-- Data extract --
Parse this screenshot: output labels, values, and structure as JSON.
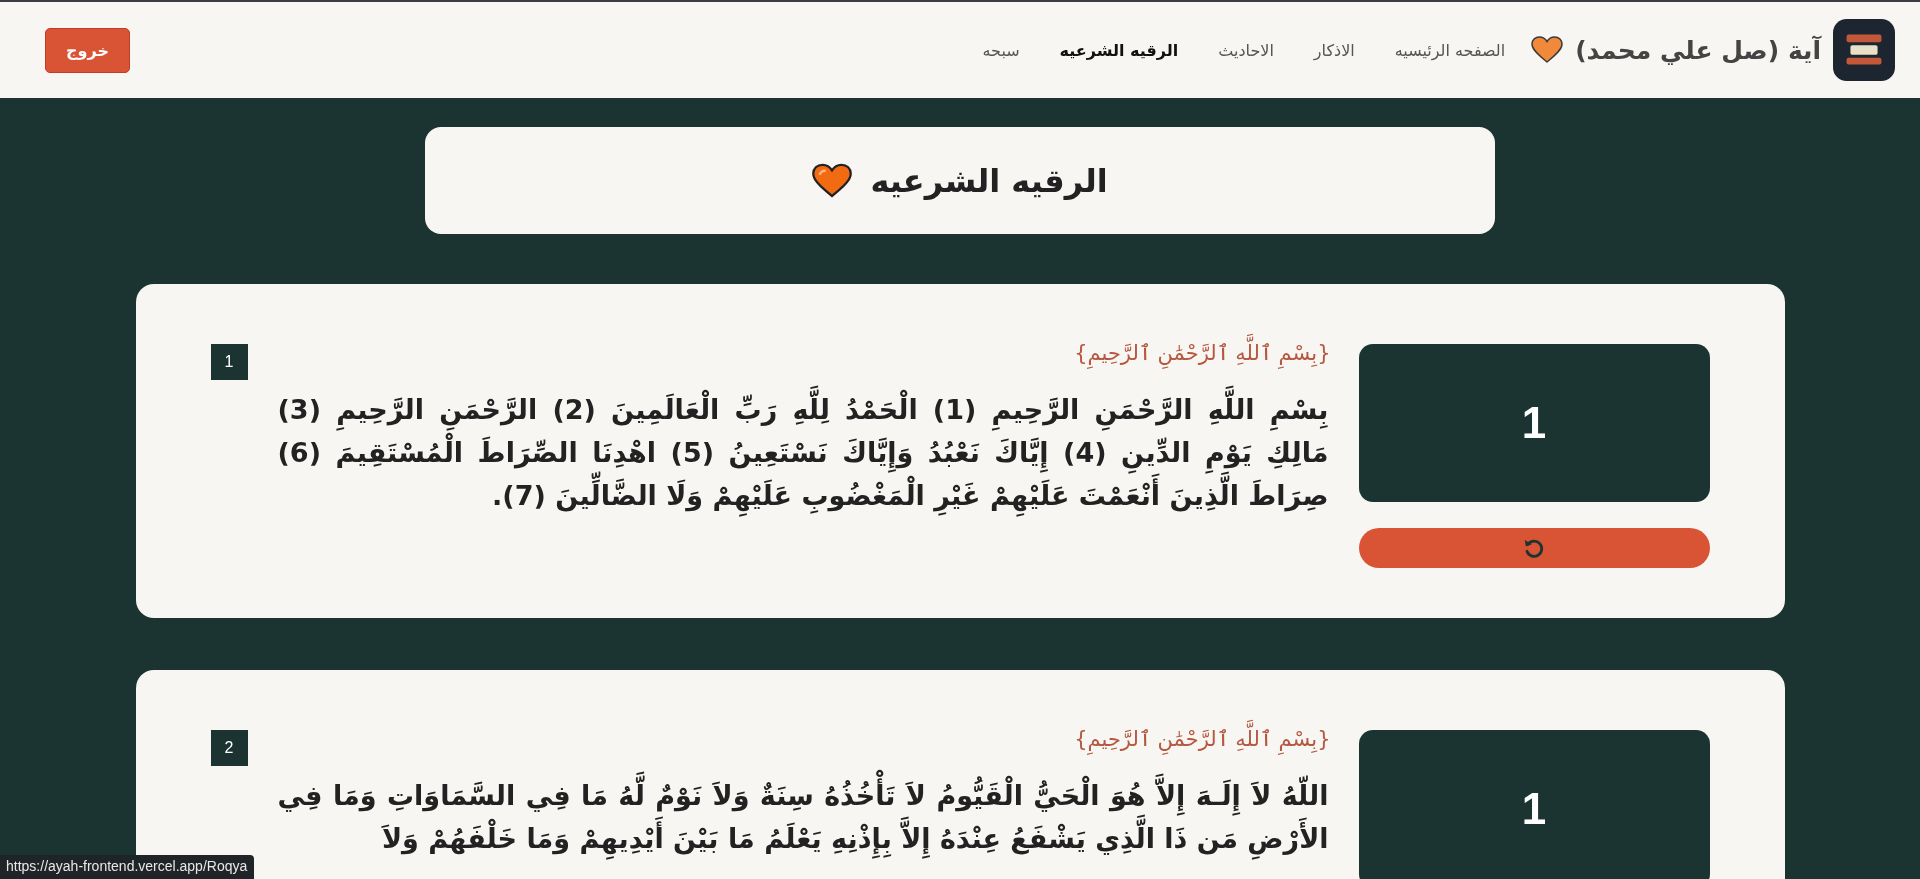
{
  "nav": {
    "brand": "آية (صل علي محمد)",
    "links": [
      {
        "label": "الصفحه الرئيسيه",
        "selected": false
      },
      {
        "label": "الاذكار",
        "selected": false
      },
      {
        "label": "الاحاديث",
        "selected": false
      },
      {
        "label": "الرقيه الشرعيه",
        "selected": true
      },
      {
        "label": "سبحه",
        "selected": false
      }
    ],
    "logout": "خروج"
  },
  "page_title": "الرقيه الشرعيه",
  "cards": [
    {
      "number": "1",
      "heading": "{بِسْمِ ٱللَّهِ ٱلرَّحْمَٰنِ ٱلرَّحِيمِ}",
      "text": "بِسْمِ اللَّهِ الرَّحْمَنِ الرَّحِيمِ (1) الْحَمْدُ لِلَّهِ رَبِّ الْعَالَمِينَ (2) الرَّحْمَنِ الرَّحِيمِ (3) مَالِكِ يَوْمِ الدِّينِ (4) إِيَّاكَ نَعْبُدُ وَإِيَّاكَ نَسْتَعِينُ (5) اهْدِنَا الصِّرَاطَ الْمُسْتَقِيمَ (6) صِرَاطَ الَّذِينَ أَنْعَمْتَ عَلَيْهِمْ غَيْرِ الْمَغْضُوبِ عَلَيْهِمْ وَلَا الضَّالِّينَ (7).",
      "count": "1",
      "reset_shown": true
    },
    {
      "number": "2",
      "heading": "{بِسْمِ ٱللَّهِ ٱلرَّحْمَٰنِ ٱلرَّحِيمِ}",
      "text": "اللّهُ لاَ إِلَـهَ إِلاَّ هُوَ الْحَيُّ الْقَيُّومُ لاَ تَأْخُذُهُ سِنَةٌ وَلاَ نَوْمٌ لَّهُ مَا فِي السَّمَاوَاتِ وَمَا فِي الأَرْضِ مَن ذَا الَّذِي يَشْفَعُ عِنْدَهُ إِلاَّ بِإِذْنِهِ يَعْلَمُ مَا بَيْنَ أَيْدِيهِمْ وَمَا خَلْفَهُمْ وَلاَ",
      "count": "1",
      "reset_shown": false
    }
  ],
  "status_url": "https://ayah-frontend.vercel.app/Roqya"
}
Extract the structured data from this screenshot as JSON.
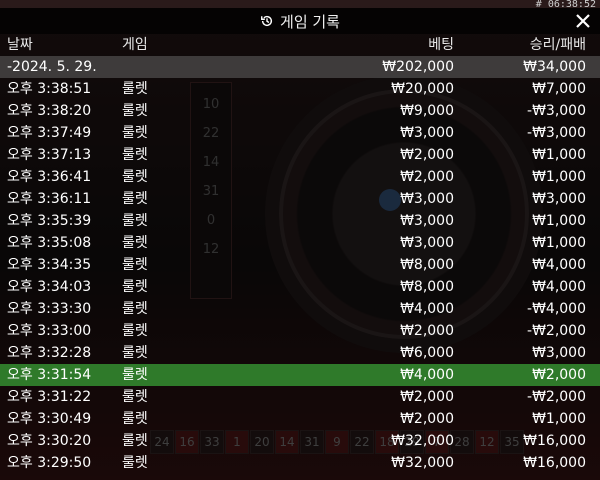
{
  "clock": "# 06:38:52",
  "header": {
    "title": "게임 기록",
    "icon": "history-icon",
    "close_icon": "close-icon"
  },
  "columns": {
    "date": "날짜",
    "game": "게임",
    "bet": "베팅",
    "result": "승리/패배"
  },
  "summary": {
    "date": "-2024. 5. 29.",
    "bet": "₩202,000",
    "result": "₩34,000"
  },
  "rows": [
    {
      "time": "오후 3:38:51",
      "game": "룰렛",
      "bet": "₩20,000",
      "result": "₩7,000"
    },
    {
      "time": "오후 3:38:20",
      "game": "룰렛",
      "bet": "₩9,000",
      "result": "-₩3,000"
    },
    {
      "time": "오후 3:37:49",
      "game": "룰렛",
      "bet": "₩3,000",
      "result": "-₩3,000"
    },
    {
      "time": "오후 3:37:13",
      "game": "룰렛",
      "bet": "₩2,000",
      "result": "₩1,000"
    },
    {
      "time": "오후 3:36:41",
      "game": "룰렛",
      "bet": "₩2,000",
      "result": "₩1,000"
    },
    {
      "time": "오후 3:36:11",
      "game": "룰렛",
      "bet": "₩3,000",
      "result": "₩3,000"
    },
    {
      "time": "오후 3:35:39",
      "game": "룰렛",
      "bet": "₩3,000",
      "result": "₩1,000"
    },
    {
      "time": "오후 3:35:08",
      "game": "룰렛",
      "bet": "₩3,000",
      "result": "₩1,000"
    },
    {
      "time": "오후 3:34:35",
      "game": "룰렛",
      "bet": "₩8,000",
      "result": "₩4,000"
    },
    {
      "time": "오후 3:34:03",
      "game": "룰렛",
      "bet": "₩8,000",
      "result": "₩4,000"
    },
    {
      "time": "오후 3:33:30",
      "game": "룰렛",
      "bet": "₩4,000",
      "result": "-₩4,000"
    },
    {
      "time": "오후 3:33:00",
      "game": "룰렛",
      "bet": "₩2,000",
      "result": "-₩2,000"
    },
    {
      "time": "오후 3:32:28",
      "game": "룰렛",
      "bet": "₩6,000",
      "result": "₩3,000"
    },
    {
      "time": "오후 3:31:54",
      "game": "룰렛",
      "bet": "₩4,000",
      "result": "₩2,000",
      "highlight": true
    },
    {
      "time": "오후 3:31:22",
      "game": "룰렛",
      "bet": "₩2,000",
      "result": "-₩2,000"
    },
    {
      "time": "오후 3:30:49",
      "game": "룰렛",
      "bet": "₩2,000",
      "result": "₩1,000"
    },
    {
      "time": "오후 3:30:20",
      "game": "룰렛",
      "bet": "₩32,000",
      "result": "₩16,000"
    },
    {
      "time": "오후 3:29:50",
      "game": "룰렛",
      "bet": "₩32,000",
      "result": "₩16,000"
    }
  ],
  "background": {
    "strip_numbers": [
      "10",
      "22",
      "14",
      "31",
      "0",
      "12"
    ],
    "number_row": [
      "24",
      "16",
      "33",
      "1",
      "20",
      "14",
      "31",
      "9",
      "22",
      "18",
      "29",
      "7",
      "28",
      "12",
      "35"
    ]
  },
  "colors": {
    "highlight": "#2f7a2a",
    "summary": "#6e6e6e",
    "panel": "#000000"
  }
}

-- Given request --
Count the lines in the entries that hold the word "this", and give nothing but the total.

-- Finished answer --
2